TASK BRIEF: The records below should be written out again, exactly.

Stored records:

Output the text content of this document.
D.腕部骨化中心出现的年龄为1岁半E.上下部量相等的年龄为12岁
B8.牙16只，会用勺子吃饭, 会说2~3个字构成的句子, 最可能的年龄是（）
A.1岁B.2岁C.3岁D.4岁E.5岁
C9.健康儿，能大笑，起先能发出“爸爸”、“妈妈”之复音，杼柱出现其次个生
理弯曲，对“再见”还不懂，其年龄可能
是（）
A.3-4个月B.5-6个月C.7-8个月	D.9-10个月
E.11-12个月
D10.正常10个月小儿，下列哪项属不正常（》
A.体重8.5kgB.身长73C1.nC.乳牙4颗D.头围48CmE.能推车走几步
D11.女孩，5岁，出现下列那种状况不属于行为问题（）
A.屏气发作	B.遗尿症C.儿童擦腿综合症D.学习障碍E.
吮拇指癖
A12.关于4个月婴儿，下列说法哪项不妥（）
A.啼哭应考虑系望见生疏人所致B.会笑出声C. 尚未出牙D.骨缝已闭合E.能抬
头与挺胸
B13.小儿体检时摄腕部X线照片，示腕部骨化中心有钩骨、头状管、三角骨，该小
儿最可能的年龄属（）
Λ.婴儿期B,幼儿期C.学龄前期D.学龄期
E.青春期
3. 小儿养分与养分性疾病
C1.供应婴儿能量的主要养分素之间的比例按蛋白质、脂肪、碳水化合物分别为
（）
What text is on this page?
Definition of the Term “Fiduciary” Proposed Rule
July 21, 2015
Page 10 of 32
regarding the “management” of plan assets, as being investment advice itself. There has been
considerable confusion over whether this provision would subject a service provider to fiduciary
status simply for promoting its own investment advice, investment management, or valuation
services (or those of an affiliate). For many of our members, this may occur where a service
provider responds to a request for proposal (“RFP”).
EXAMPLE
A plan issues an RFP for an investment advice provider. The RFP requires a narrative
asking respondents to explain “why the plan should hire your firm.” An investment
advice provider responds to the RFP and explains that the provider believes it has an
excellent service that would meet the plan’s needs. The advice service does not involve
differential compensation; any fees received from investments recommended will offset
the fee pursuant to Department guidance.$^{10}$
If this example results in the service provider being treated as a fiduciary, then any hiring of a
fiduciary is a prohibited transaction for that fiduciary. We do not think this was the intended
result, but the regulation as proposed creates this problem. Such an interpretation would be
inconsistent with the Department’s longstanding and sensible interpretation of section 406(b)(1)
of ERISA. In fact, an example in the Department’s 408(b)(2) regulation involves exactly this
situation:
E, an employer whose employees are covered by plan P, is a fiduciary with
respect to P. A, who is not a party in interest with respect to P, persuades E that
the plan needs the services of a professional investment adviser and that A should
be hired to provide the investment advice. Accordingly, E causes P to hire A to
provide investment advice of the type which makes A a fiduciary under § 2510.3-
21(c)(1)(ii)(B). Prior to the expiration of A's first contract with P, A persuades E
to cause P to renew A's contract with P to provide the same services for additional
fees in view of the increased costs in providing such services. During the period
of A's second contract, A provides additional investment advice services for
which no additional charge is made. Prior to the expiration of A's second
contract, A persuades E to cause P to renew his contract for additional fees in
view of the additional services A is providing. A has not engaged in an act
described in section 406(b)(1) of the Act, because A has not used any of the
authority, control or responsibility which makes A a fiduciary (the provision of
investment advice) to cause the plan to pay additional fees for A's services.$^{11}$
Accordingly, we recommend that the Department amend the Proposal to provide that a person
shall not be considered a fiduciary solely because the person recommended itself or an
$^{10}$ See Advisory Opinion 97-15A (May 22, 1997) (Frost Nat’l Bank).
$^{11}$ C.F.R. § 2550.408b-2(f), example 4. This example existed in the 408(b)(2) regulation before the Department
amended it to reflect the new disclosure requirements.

FINISHED ANSWER:
Output the text content of this document.
D.腕部骨化中心出现的年龄为1岁半E.上下部量相等的年龄为12岁
B8.牙16只，会用勺子吃饭, 会说2~3个字构成的句子, 最可能的年龄是（）
A.1岁B.2岁C.3岁D.4岁E.5岁
C9.健康儿，能大笑，起先能发出“爸爸”、“妈妈”之复音，杼柱出现其次个生
理弯曲，对“再见”还不懂，其年龄可能
是（）
A.3-4个月B.5-6个月C.7-8个月	D.9-10个月
E.11-12个月
D10.正常10个月小儿，下列哪项属不正常（》
A.体重8.5kgB.身长73C1.nC.乳牙4颗D.头围48CmE.能推车走几步
D11.女孩，5岁，出现下列那种状况不属于行为问题（）
A.屏气发作	B.遗尿症C.儿童擦腿综合症D.学习障碍E.
吮拇指癖
A12.关于4个月婴儿，下列说法哪项不妥（）
A.啼哭应考虑系望见生疏人所致B.会笑出声C. 尚未出牙D.骨缝已闭合E.能抬
头与挺胸
B13.小儿体检时摄腕部X线照片，示腕部骨化中心有钩骨、头状管、三角骨，该小
儿最可能的年龄属（）
Λ.婴儿期B,幼儿期C.学龄前期D.学龄期
E.青春期
3. 小儿养分与养分性疾病
C1.供应婴儿能量的主要养分素之间的比例按蛋白质、脂肪、碳水化合物分别为
（）
What text is on this page?
Definition of the Term “Fiduciary” Proposed Rule
July 21, 2015
Page 10 of 32
regarding the “management” of plan assets, as being investment advice itself. There has been
considerable confusion over whether this provision would subject a service provider to fiduciary
status simply for promoting its own investment advice, investment management, or valuation
services (or those of an affiliate). For many of our members, this may occur where a service
provider responds to a request for proposal (“RFP”).
EXAMPLE
A plan issues an RFP for an investment advice provider. The RFP requires a narrative
asking respondents to explain “why the plan should hire your firm.” An investment
advice provider responds to the RFP and explains that the provider believes it has an
excellent service that would meet the plan’s needs. The advice service does not involve
differential compensation; any fees received from investments recommended will offset
the fee pursuant to Department guidance.$^{10}$
If this example results in the service provider being treated as a fiduciary, then any hiring of a
fiduciary is a prohibited transaction for that fiduciary. We do not think this was the intended
result, but the regulation as proposed creates this problem. Such an interpretation would be
inconsistent with the Department’s longstanding and sensible interpretation of section 406(b)(1)
of ERISA. In fact, an example in the Department’s 408(b)(2) regulation involves exactly this
situation:
E, an employer whose employees are covered by plan P, is a fiduciary with
respect to P. A, who is not a party in interest with respect to P, persuades E that
the plan needs the services of a professional investment adviser and that A should
be hired to provide the investment advice. Accordingly, E causes P to hire A to
provide investment advice of the type which makes A a fiduciary under § 2510.3-
21(c)(1)(ii)(B). Prior to the expiration of A's first contract with P, A persuades E
to cause P to renew A's contract with P to provide the same services for additional
fees in view of the increased costs in providing such services. During the period
of A's second contract, A provides additional investment advice services for
which no additional charge is made. Prior to the expiration of A's second
contract, A persuades E to cause P to renew his contract for additional fees in
view of the additional services A is providing. A has not engaged in an act
described in section 406(b)(1) of the Act, because A has not used any of the
authority, control or responsibility which makes A a fiduciary (the provision of
investment advice) to cause the plan to pay additional fees for A's services.$^{11}$
Accordingly, we recommend that the Department amend the Proposal to provide that a person
shall not be considered a fiduciary solely because the person recommended itself or an
$^{10}$ See Advisory Opinion 97-15A (May 22, 1997) (Frost Nat’l Bank).
$^{11}$ C.F.R. § 2550.408b-2(f), example 4. This example existed in the 408(b)(2) regulation before the Department
amended it to reflect the new disclosure requirements.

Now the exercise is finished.